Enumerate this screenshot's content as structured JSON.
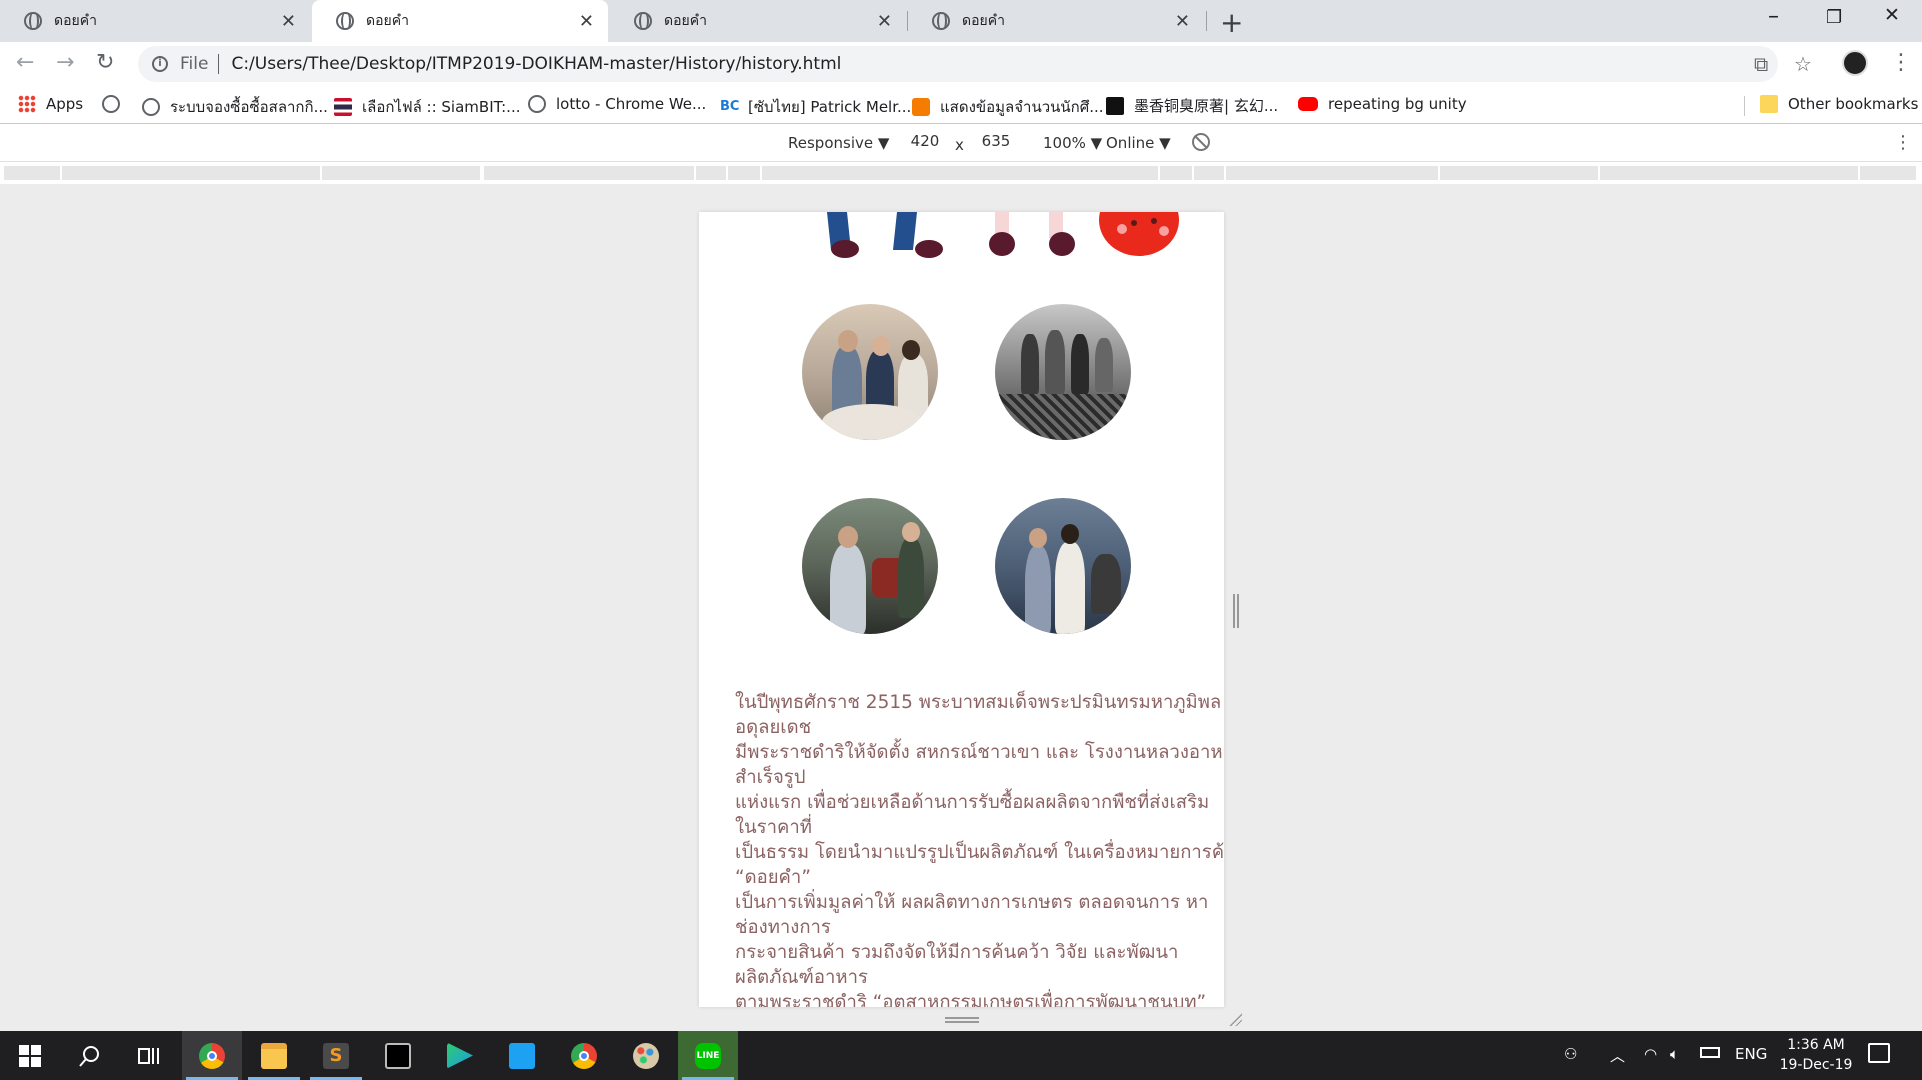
{
  "browser": {
    "tabs": [
      {
        "title": "ดอยคำ",
        "active": false
      },
      {
        "title": "ดอยคำ",
        "active": true
      },
      {
        "title": "ดอยคำ",
        "active": false
      },
      {
        "title": "ดอยคำ",
        "active": false
      }
    ],
    "new_tab_symbol": "+",
    "window_controls": {
      "minimize": "–",
      "restore": "❐",
      "close": "✕"
    },
    "address": {
      "scheme_label": "File",
      "url": "C:/Users/Thee/Desktop/ITMP2019-DOIKHAM-master/History/history.html"
    },
    "nav": {
      "back": "←",
      "forward": "→",
      "reload": "↻"
    }
  },
  "bookmarks": {
    "items": [
      {
        "label": "Apps",
        "icon": "apps-grid-icon"
      },
      {
        "label": "",
        "icon": "globe-icon"
      },
      {
        "label": "ระบบจองซื้อซื้อสลากกิ...",
        "icon": "globe-icon"
      },
      {
        "label": "เลือกไฟล์ :: SiamBIT:...",
        "icon": "flag-icon"
      },
      {
        "label": "lotto - Chrome We...",
        "icon": "globe-icon"
      },
      {
        "label": "[ซับไทย] Patrick Melr...",
        "icon": "bc-icon"
      },
      {
        "label": "แสดงข้อมูลจำนวนนักศึ...",
        "icon": "chart-icon"
      },
      {
        "label": "墨香铜臭原著| 玄幻...",
        "icon": "wolf-icon"
      },
      {
        "label": "repeating bg unity",
        "icon": "youtube-icon"
      }
    ],
    "other": "Other bookmarks"
  },
  "devtools": {
    "device": "Responsive ▼",
    "width": "420",
    "times": "x",
    "height": "635",
    "zoom": "100% ▼",
    "throttle": "Online ▼"
  },
  "page": {
    "history_lines": [
      "ในปีพุทธศักราช 2515 พระบาทสมเด็จพระปรมินทรมหาภูมิพล",
      "อดุลยเดช",
      "มีพระราชดำริให้จัดตั้ง สหกรณ์ชาวเขา และ โรงงานหลวงอาหาร",
      "สำเร็จรูป",
      "แห่งแรก เพื่อช่วยเหลือด้านการรับซื้อผลผลิตจากพืชที่ส่งเสริม",
      "ในราคาที่",
      "เป็นธรรม โดยนำมาแปรรูปเป็นผลิตภัณฑ์ ในเครื่องหมายการค้า",
      "“ดอยคำ”",
      "เป็นการเพิ่มมูลค่าให้ ผลผลิตทางการเกษตร ตลอดจนการ หา",
      "ช่องทางการ",
      "กระจายสินค้า รวมถึงจัดให้มีการค้นคว้า วิจัย และพัฒนา",
      "ผลิตภัณฑ์อาหาร",
      "ตามพระราชดำริ “อุตสาหกรรมเกษตรเพื่อการพัฒนาชนบท”"
    ],
    "text_color": "#8c6262"
  },
  "taskbar": {
    "language": "ENG",
    "time": "1:36 AM",
    "date": "19-Dec-19"
  }
}
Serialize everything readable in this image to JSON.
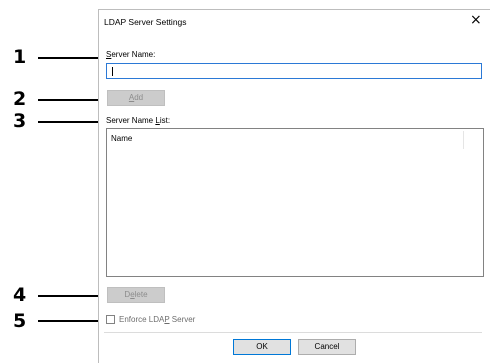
{
  "dialog": {
    "title": "LDAP Server Settings",
    "close_glyph": "×"
  },
  "callouts": [
    "1",
    "2",
    "3",
    "4",
    "5"
  ],
  "server_name": {
    "label_mnemonic": "S",
    "label_rest": "erver Name:",
    "value": ""
  },
  "add_button": {
    "mnemonic": "A",
    "rest": "dd"
  },
  "list": {
    "label_pre": "Server Name ",
    "label_mnemonic": "L",
    "label_post": "ist:",
    "column_header": "Name"
  },
  "delete_button": {
    "pre": "D",
    "mnemonic": "e",
    "post": "lete"
  },
  "enforce": {
    "pre": "Enforce LDA",
    "mnemonic": "P",
    "post": " Server",
    "checked": false
  },
  "footer": {
    "ok_label": "OK",
    "cancel_label": "Cancel"
  },
  "colors": {
    "focus_border": "#2b79d6",
    "disabled_button": "#cccccc",
    "default_button_border": "#0078d7"
  }
}
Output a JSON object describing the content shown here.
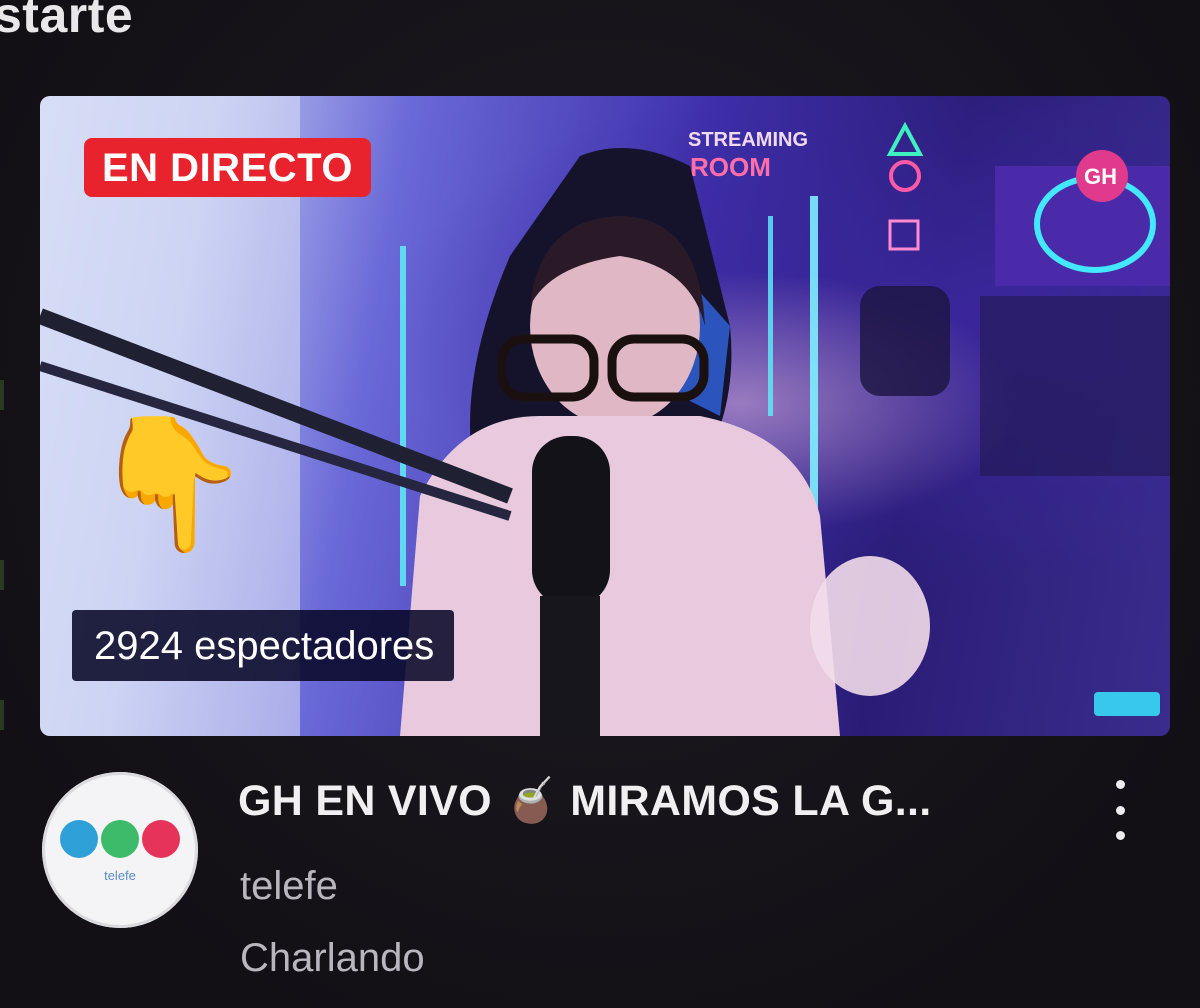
{
  "section": {
    "title": "starte"
  },
  "stream": {
    "live_label": "EN DIRECTO",
    "viewers": "2924 espectadores",
    "pointer_emoji": "👇",
    "title": "GH EN VIVO 🧉 MIRAMOS LA G...",
    "channel": "telefe",
    "category": "Charlando"
  },
  "colors": {
    "live_badge": "#e8232d",
    "telefe_dots": [
      "#2f9fd8",
      "#3dbb6a",
      "#e6335a"
    ]
  },
  "icons": {
    "menu": "more-vert-icon",
    "avatar": "telefe-logo"
  }
}
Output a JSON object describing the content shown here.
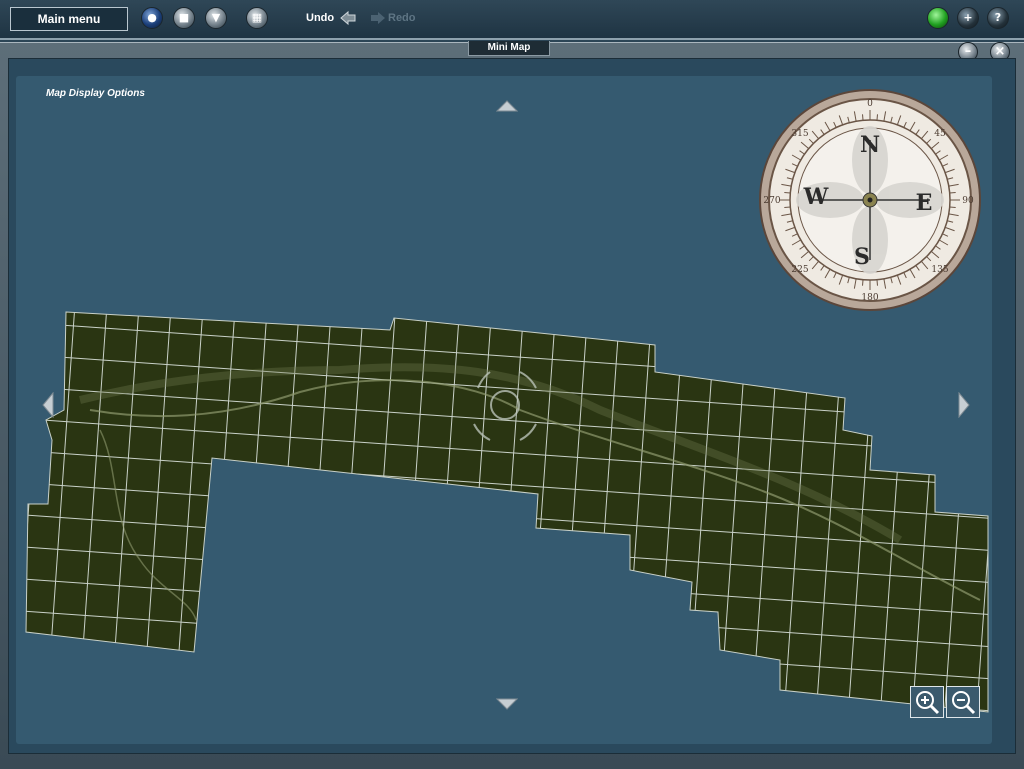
{
  "toolbar": {
    "main_menu_label": "Main menu",
    "undo_label": "Undo",
    "redo_label": "Redo"
  },
  "window": {
    "title": "Mini Map"
  },
  "map": {
    "options_label": "Map Display Options"
  },
  "compass": {
    "cardinals": [
      "N",
      "E",
      "S",
      "W"
    ],
    "degree_labels": [
      "0",
      "45",
      "90",
      "135",
      "180",
      "225",
      "270",
      "315"
    ]
  },
  "icons": {
    "toolbar": [
      "globe-icon",
      "stop-icon",
      "filter-icon",
      "grid-icon"
    ],
    "top_right": [
      "status-light-icon",
      "add-icon",
      "help-icon"
    ],
    "zoom": [
      "zoom-in-icon",
      "zoom-out-icon"
    ]
  },
  "colors": {
    "ocean": "#355a70",
    "terrain": "#2a3512",
    "grid": "#c9d1c8",
    "status_green": "#20a020"
  }
}
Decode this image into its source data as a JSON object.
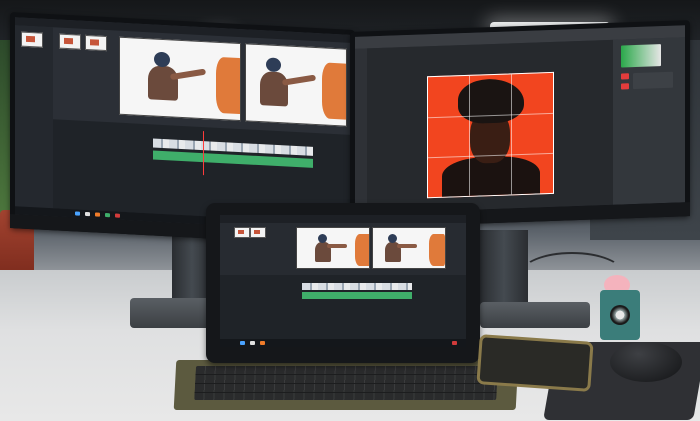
{
  "scene": {
    "description_items": [
      "left-monitor",
      "right-monitor",
      "tablet",
      "keyboard-cover",
      "phone",
      "mouse",
      "mouse-pad",
      "toy-camera"
    ]
  },
  "colors": {
    "portrait_background": "#f2451f",
    "audio_track": "#3fae6a",
    "editor_dark": "#2b2f36",
    "keyboard_cover": "#5c5a3f"
  }
}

□ □ □ □ □ □ □

Filter lines by "menu" and return each hit.

## COMPLETE ANSWER
    "menu": "more-vert-icon",
    "main_menu_label": "Main menu",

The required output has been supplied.